Items from a figure collection

══════════════════════════════

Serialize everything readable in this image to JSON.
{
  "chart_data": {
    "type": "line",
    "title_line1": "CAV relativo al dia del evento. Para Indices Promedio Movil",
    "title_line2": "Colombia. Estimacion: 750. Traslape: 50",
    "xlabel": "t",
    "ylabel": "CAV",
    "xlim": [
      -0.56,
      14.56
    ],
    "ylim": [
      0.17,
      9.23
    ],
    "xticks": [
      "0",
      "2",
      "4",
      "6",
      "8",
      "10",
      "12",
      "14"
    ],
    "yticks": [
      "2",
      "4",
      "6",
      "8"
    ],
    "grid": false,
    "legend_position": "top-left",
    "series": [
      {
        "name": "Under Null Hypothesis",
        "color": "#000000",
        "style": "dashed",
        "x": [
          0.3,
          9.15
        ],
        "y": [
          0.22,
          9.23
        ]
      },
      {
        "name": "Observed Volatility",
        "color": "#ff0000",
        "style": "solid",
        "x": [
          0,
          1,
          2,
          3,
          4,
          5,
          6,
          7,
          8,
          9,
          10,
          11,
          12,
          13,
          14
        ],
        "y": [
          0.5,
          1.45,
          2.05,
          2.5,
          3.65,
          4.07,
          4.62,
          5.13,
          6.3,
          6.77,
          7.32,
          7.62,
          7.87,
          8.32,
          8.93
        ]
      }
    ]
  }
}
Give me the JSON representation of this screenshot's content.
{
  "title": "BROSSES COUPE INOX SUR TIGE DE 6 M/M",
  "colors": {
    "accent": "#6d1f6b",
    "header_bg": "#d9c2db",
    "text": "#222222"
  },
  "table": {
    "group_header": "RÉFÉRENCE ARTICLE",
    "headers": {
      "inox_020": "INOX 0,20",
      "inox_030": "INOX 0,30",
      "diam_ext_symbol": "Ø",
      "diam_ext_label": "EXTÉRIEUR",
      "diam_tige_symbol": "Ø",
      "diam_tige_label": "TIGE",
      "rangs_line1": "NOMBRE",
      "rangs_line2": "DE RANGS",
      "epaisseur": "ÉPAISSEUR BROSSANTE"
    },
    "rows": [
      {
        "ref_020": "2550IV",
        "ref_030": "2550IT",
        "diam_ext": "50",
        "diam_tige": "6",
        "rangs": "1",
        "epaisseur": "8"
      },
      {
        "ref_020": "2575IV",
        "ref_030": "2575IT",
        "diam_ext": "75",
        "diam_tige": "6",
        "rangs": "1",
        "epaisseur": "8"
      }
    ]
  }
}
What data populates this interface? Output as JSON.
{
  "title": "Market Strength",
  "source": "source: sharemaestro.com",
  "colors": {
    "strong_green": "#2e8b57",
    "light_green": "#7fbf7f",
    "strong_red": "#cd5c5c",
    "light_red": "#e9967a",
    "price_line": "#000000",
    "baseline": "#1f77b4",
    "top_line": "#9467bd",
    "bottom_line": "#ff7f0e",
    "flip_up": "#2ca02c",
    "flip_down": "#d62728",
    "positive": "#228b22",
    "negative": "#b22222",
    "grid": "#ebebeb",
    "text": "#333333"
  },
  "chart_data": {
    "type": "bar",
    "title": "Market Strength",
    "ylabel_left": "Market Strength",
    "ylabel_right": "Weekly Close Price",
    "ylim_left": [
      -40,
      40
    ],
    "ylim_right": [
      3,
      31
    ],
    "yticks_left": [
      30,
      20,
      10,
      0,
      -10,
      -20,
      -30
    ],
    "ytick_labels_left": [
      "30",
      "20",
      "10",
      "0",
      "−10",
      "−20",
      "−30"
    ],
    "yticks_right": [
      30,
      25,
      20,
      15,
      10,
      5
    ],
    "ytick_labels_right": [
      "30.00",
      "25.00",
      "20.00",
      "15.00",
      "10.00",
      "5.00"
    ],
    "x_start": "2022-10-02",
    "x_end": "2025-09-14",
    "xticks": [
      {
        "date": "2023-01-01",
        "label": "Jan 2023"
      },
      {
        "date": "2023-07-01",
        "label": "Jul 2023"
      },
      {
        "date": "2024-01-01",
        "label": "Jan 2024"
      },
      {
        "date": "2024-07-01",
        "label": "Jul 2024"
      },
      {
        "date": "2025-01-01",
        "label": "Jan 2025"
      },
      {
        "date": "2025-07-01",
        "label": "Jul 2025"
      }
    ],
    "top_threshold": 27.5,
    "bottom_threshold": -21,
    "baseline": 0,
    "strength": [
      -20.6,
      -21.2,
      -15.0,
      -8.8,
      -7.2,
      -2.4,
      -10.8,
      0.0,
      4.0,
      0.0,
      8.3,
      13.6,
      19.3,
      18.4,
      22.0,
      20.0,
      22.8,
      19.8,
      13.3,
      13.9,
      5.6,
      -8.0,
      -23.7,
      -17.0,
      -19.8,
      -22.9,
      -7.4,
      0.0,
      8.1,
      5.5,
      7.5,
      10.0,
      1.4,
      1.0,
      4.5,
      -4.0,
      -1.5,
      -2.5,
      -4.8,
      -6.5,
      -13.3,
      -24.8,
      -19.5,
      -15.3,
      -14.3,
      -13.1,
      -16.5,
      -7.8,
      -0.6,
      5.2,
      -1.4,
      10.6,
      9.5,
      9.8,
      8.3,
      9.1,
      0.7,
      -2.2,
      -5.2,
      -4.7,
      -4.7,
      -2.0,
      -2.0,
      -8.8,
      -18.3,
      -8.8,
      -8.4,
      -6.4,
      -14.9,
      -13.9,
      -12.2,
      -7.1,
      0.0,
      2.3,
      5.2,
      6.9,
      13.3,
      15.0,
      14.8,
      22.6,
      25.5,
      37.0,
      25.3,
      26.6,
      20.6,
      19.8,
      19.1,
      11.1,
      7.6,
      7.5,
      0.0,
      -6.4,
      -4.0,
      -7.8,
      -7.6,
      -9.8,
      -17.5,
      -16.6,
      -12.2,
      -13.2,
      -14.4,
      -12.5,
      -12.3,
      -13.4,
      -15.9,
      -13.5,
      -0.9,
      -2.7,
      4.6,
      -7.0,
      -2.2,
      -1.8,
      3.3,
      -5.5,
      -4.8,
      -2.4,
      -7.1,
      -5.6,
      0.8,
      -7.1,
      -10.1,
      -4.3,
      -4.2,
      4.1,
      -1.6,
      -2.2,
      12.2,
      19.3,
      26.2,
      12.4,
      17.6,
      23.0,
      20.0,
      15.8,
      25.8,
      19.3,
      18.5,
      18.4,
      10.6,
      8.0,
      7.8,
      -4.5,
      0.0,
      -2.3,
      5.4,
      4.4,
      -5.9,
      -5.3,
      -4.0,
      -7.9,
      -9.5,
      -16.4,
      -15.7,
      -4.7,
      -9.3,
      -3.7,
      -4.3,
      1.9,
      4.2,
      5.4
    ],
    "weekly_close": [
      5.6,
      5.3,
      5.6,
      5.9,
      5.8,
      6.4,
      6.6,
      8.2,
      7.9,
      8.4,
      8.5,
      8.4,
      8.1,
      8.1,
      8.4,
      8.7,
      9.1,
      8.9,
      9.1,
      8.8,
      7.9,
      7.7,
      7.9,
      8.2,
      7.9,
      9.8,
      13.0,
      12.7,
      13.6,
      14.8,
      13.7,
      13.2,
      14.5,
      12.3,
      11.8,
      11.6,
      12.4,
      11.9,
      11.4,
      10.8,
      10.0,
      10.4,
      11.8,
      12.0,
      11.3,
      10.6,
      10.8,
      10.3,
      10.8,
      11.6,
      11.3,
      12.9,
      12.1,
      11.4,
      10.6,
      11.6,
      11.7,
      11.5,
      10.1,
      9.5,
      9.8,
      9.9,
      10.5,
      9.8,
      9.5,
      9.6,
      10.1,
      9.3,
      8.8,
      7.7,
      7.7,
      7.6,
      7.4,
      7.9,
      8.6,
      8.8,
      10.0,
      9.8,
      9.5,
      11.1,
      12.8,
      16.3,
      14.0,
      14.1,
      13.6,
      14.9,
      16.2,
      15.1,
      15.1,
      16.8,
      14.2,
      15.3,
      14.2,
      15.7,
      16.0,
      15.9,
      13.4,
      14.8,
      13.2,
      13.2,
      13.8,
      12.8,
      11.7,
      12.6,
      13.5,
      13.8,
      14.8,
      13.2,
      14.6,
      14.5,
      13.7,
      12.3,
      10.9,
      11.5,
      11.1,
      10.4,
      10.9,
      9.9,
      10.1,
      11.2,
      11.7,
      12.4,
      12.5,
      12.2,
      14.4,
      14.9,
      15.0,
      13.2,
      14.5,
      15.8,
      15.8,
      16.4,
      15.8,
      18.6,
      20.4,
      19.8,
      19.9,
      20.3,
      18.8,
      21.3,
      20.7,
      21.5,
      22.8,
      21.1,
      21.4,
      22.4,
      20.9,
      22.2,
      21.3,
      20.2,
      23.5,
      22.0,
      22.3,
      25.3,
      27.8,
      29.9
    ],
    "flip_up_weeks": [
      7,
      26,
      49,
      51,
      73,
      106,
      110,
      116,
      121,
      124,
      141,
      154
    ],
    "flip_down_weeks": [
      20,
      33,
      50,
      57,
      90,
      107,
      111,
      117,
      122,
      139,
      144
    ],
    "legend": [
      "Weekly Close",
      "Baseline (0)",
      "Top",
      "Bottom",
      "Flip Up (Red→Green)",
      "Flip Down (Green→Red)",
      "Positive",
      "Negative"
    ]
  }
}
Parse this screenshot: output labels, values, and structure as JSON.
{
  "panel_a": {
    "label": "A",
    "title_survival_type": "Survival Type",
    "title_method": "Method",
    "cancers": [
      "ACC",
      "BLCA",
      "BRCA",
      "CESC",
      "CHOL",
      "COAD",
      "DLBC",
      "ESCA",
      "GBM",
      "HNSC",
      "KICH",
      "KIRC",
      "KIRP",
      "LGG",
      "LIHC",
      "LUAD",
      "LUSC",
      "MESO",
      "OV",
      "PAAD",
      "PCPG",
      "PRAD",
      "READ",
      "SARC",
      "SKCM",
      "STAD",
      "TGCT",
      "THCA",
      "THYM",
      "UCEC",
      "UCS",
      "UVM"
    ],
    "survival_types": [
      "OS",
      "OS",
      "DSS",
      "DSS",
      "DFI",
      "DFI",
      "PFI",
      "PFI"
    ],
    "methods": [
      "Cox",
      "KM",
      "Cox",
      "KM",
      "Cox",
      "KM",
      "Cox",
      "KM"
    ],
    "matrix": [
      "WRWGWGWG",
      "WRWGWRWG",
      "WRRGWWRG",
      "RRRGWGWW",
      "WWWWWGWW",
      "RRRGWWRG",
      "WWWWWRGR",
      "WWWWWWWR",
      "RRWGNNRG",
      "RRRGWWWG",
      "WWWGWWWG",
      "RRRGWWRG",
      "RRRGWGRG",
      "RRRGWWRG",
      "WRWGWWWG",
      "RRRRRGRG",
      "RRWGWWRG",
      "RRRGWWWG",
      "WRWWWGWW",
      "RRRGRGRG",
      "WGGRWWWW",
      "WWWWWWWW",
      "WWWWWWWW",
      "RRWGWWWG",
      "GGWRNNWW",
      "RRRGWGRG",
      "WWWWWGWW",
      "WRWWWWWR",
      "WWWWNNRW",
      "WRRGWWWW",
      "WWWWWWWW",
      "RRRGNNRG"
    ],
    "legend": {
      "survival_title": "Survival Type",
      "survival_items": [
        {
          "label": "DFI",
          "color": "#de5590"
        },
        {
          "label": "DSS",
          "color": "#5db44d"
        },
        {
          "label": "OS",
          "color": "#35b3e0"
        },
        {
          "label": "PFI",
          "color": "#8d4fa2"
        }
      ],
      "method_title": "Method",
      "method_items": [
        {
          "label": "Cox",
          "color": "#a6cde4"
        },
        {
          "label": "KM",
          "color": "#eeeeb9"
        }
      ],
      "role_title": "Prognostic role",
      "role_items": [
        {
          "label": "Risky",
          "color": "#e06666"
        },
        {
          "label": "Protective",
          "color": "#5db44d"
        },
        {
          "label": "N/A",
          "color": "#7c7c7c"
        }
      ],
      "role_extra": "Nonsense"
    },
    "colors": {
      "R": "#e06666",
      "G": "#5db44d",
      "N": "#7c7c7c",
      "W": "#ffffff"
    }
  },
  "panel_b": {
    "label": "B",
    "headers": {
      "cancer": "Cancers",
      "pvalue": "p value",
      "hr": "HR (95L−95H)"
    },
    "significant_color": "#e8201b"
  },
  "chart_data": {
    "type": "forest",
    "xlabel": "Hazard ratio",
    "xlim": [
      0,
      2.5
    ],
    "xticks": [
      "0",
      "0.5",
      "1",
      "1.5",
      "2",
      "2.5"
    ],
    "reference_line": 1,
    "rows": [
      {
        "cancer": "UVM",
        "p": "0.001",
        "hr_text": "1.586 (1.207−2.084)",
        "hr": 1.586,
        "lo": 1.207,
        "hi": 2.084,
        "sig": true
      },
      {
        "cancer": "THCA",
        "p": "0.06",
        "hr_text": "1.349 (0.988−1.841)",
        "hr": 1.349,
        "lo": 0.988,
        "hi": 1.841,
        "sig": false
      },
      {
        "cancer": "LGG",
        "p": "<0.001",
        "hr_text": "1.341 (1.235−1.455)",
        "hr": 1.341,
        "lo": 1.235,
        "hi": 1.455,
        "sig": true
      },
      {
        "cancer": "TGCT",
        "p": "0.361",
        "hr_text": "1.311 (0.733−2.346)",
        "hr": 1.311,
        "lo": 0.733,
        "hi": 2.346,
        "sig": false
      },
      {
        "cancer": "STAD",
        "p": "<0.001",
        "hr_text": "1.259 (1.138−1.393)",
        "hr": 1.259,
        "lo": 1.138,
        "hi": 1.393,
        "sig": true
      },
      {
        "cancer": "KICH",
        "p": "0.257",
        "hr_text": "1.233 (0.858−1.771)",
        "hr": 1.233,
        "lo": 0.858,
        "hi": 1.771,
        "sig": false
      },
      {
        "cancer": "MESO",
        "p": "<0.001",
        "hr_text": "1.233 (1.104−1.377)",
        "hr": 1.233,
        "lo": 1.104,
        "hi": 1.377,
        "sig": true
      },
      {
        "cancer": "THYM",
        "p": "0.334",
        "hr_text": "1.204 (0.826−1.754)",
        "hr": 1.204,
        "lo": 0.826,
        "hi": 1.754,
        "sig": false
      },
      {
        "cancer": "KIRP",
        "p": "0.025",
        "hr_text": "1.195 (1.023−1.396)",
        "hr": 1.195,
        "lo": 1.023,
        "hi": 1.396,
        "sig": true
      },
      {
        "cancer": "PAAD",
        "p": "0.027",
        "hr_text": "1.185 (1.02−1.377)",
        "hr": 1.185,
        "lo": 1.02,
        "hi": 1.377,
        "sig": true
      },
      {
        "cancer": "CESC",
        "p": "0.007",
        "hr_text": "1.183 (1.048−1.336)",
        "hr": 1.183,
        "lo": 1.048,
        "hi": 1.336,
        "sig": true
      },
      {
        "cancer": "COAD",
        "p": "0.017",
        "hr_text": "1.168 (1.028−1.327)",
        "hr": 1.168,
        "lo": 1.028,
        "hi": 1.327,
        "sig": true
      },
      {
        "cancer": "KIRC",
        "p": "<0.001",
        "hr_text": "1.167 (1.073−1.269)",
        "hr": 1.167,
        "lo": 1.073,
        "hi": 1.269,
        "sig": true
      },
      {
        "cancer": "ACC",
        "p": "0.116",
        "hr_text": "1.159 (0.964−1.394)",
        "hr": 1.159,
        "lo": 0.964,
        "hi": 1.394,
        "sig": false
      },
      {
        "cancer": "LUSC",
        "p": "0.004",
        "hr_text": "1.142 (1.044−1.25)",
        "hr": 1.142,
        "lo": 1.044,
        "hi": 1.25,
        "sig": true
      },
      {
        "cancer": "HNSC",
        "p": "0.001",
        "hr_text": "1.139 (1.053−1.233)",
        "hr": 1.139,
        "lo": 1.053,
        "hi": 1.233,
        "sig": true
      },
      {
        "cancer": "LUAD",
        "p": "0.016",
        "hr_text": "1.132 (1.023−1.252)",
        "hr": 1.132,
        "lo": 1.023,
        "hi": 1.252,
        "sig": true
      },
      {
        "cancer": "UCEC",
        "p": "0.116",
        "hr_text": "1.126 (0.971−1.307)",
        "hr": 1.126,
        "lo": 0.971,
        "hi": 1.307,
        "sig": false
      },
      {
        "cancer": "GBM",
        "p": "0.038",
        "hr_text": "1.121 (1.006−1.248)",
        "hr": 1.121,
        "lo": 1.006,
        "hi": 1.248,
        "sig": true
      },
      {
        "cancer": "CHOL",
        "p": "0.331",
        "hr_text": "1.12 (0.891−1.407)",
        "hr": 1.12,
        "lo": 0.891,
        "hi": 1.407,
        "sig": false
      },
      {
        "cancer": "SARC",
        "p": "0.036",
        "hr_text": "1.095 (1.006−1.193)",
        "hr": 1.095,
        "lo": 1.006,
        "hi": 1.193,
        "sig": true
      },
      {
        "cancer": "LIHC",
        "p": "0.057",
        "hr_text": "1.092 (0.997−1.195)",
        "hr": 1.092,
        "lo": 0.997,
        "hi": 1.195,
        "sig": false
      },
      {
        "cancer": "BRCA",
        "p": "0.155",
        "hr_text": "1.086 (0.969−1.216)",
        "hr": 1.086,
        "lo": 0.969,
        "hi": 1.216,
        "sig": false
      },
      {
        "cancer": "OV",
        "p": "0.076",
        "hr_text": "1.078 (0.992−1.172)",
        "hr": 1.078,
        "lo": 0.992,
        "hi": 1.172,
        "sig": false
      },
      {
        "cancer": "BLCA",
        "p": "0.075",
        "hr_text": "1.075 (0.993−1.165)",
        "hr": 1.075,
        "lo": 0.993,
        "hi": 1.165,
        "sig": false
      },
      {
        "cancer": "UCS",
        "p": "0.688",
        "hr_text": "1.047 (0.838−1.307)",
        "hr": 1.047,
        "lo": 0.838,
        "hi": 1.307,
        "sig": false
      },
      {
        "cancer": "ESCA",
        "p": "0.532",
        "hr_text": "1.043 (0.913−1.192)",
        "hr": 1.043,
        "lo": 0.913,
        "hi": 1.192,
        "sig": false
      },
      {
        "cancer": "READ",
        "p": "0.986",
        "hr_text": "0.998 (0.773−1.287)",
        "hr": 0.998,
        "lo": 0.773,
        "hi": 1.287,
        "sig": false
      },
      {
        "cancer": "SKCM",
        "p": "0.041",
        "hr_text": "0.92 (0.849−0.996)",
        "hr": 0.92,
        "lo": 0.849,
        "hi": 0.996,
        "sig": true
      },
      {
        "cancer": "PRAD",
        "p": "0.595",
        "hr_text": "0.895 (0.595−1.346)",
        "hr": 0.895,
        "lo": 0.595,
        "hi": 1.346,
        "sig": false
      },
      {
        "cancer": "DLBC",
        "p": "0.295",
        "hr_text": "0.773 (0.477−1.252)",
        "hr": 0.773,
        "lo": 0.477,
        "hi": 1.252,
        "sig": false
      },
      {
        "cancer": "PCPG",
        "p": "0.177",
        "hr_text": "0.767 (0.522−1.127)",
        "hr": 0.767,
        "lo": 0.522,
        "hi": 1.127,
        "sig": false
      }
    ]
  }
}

══════════════════════════════

# [WHAT TO DO]
Report how many lines of the listing hold the word "name", with nothing but the number.

# [EXERCISE SOLUTION]
2